- THE REQUEST:
The records below must be retyped exactly.

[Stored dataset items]
* * *

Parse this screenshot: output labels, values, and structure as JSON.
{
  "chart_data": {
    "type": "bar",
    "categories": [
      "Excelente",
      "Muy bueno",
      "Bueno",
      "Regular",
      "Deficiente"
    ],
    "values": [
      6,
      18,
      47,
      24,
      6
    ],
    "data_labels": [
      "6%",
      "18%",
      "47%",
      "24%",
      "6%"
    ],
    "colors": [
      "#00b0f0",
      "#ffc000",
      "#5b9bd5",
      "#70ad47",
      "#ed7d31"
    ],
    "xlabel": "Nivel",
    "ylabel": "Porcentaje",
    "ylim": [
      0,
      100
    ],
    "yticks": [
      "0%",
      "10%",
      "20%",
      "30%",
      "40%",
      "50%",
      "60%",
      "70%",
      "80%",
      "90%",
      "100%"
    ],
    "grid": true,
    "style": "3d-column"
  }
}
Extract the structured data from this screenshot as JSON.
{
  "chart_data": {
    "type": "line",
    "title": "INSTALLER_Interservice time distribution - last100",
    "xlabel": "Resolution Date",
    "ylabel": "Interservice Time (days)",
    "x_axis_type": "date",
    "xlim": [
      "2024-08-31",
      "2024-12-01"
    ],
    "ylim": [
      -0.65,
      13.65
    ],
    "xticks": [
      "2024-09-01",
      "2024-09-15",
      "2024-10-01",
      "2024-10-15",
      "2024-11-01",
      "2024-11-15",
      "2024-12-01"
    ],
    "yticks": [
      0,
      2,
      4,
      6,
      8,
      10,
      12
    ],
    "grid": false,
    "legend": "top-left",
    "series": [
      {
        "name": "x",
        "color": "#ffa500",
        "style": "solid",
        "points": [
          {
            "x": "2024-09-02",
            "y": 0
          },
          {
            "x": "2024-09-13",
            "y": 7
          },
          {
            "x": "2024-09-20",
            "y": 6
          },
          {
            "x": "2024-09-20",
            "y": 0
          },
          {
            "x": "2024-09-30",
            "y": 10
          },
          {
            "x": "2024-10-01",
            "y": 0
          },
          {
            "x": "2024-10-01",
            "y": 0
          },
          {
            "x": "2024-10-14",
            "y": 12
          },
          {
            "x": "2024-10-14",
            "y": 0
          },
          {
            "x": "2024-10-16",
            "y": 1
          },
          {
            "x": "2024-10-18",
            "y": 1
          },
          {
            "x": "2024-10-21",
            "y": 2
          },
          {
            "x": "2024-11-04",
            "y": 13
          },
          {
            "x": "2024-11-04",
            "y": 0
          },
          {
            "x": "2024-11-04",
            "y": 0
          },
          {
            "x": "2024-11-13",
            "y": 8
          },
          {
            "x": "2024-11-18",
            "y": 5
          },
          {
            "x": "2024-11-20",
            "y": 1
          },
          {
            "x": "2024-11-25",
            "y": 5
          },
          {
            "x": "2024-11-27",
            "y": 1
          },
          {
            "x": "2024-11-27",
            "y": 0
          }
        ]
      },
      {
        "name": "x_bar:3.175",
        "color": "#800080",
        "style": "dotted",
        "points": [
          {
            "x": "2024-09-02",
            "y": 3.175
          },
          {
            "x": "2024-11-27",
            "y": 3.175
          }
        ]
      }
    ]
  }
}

* * *

- WRITTEN RESPONSE:
Parse this screenshot: output labels, values, and structure as JSON.
{
  "chart_data": {
    "type": "bar",
    "categories": [
      "Excelente",
      "Muy bueno",
      "Bueno",
      "Regular",
      "Deficiente"
    ],
    "values": [
      6,
      18,
      47,
      24,
      6
    ],
    "data_labels": [
      "6%",
      "18%",
      "47%",
      "24%",
      "6%"
    ],
    "colors": [
      "#00b0f0",
      "#ffc000",
      "#5b9bd5",
      "#70ad47",
      "#ed7d31"
    ],
    "xlabel": "Nivel",
    "ylabel": "Porcentaje",
    "ylim": [
      0,
      100
    ],
    "yticks": [
      "0%",
      "10%",
      "20%",
      "30%",
      "40%",
      "50%",
      "60%",
      "70%",
      "80%",
      "90%",
      "100%"
    ],
    "grid": true,
    "style": "3d-column"
  }
}
Extract the structured data from this screenshot as JSON.
{
  "chart_data": {
    "type": "line",
    "title": "INSTALLER_Interservice time distribution - last100",
    "xlabel": "Resolution Date",
    "ylabel": "Interservice Time (days)",
    "x_axis_type": "date",
    "xlim": [
      "2024-08-31",
      "2024-12-01"
    ],
    "ylim": [
      -0.65,
      13.65
    ],
    "xticks": [
      "2024-09-01",
      "2024-09-15",
      "2024-10-01",
      "2024-10-15",
      "2024-11-01",
      "2024-11-15",
      "2024-12-01"
    ],
    "yticks": [
      0,
      2,
      4,
      6,
      8,
      10,
      12
    ],
    "grid": false,
    "legend": "top-left",
    "series": [
      {
        "name": "x",
        "color": "#ffa500",
        "style": "solid",
        "points": [
          {
            "x": "2024-09-02",
            "y": 0
          },
          {
            "x": "2024-09-13",
            "y": 7
          },
          {
            "x": "2024-09-20",
            "y": 6
          },
          {
            "x": "2024-09-20",
            "y": 0
          },
          {
            "x": "2024-09-30",
            "y": 10
          },
          {
            "x": "2024-10-01",
            "y": 0
          },
          {
            "x": "2024-10-01",
            "y": 0
          },
          {
            "x": "2024-10-14",
            "y": 12
          },
          {
            "x": "2024-10-14",
            "y": 0
          },
          {
            "x": "2024-10-16",
            "y": 1
          },
          {
            "x": "2024-10-18",
            "y": 1
          },
          {
            "x": "2024-10-21",
            "y": 2
          },
          {
            "x": "2024-11-04",
            "y": 13
          },
          {
            "x": "2024-11-04",
            "y": 0
          },
          {
            "x": "2024-11-04",
            "y": 0
          },
          {
            "x": "2024-11-13",
            "y": 8
          },
          {
            "x": "2024-11-18",
            "y": 5
          },
          {
            "x": "2024-11-20",
            "y": 1
          },
          {
            "x": "2024-11-25",
            "y": 5
          },
          {
            "x": "2024-11-27",
            "y": 1
          },
          {
            "x": "2024-11-27",
            "y": 0
          }
        ]
      },
      {
        "name": "x_bar:3.175",
        "color": "#800080",
        "style": "dotted",
        "points": [
          {
            "x": "2024-09-02",
            "y": 3.175
          },
          {
            "x": "2024-11-27",
            "y": 3.175
          }
        ]
      }
    ]
  }
}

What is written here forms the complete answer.